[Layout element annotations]
◆ ◆ ◆ ◆

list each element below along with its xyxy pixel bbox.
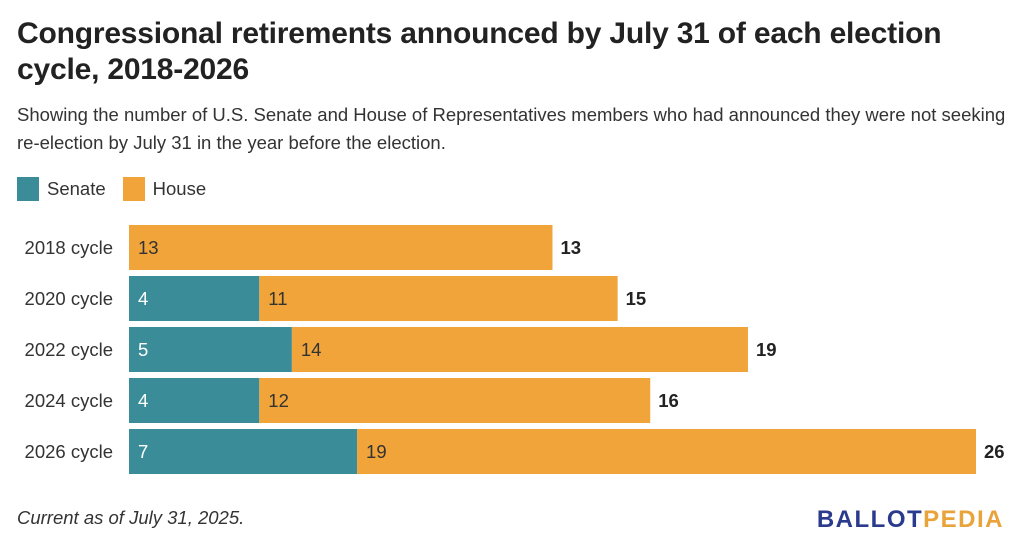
bar-senate [129, 378, 260, 423]
legend-swatch-senate [17, 177, 39, 201]
bar-value-label: 19 [366, 441, 387, 462]
legend-item-senate: Senate [17, 177, 106, 201]
bar-value-label: 14 [301, 339, 322, 360]
bar-house [259, 378, 651, 423]
total-label: 13 [561, 237, 582, 258]
legend-label-senate: Senate [47, 178, 106, 199]
category-label: 2022 cycle [25, 339, 113, 360]
bar-value-label: 11 [268, 288, 287, 309]
footer-note: Current as of July 31, 2025. [17, 507, 245, 528]
bar-senate [129, 276, 260, 321]
bar-senate [129, 327, 292, 372]
bar-senate [129, 429, 358, 474]
bar-house [259, 276, 618, 321]
chart-title: Congressional retirements announced by J… [17, 17, 942, 86]
bar-value-label: 12 [268, 390, 289, 411]
chart-subtitle: Showing the number of U.S. Senate and Ho… [17, 104, 1006, 153]
logo-part-1: BALLOT [816, 506, 924, 533]
category-label: 2024 cycle [25, 390, 113, 411]
category-label: 2020 cycle [25, 288, 113, 309]
total-label: 15 [626, 288, 647, 309]
legend: Senate House [17, 176, 223, 202]
bar-value-label: 4 [138, 390, 148, 411]
total-label: 16 [658, 390, 679, 411]
category-label: 2018 cycle [25, 237, 113, 258]
legend-label-house: House [152, 178, 207, 199]
bar-value-label: 4 [138, 288, 148, 309]
ballotpedia-logo: BALLOTPEDIA [817, 506, 1004, 534]
logo-part-2: PEDIA [923, 506, 1004, 533]
bar-house [357, 429, 976, 474]
legend-swatch-house [122, 177, 145, 201]
bar-value-label: 13 [138, 237, 159, 258]
bar-house [129, 225, 553, 270]
bar-value-label: 7 [138, 441, 148, 462]
total-label: 26 [984, 441, 1005, 462]
total-label: 19 [756, 339, 777, 360]
legend-item-house: House [122, 177, 207, 201]
bar-house [291, 327, 748, 372]
category-label: 2026 cycle [25, 441, 113, 462]
bar-value-label: 5 [138, 339, 148, 360]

◆ ◆ ◆ ◆

* **EXERCISE DESCRIPTION**
Copy the entries above word for word, leaving out the pictures.

* **ANSWER FOR THIS EXERCISE**
list each element below along with its xyxy pixel bbox.
bar-senate [129, 378, 260, 423]
legend-swatch-senate [17, 177, 39, 201]
bar-value-label: 19 [366, 441, 387, 462]
legend-item-senate: Senate [17, 177, 106, 201]
bar-value-label: 14 [301, 339, 322, 360]
bar-house [259, 378, 651, 423]
total-label: 13 [561, 237, 582, 258]
legend-label-senate: Senate [47, 178, 106, 199]
category-label: 2022 cycle [25, 339, 113, 360]
bar-value-label: 11 [268, 288, 287, 309]
footer-note: Current as of July 31, 2025. [17, 507, 245, 528]
bar-senate [129, 276, 260, 321]
bar-senate [129, 327, 292, 372]
bar-senate [129, 429, 358, 474]
bar-house [259, 276, 618, 321]
chart-title: Congressional retirements announced by J… [17, 17, 942, 86]
bar-value-label: 12 [268, 390, 289, 411]
chart-subtitle: Showing the number of U.S. Senate and Ho… [17, 104, 1006, 153]
logo-part-1: BALLOT [816, 506, 924, 533]
category-label: 2024 cycle [25, 390, 113, 411]
category-label: 2020 cycle [25, 288, 113, 309]
total-label: 15 [626, 288, 647, 309]
legend: Senate House [17, 176, 223, 202]
bar-value-label: 4 [138, 390, 148, 411]
total-label: 16 [658, 390, 679, 411]
category-label: 2018 cycle [25, 237, 113, 258]
legend-label-house: House [152, 178, 207, 199]
bar-value-label: 4 [138, 288, 148, 309]
ballotpedia-logo: BALLOTPEDIA [817, 506, 1004, 534]
logo-part-2: PEDIA [923, 506, 1004, 533]
bar-house [357, 429, 976, 474]
legend-swatch-house [122, 177, 145, 201]
bar-value-label: 13 [138, 237, 159, 258]
bar-house [129, 225, 553, 270]
bar-value-label: 7 [138, 441, 148, 462]
total-label: 26 [984, 441, 1005, 462]
total-label: 19 [756, 339, 777, 360]
legend-item-house: House [122, 177, 207, 201]
bar-house [291, 327, 748, 372]
category-label: 2026 cycle [25, 441, 113, 462]
bar-value-label: 5 [138, 339, 148, 360]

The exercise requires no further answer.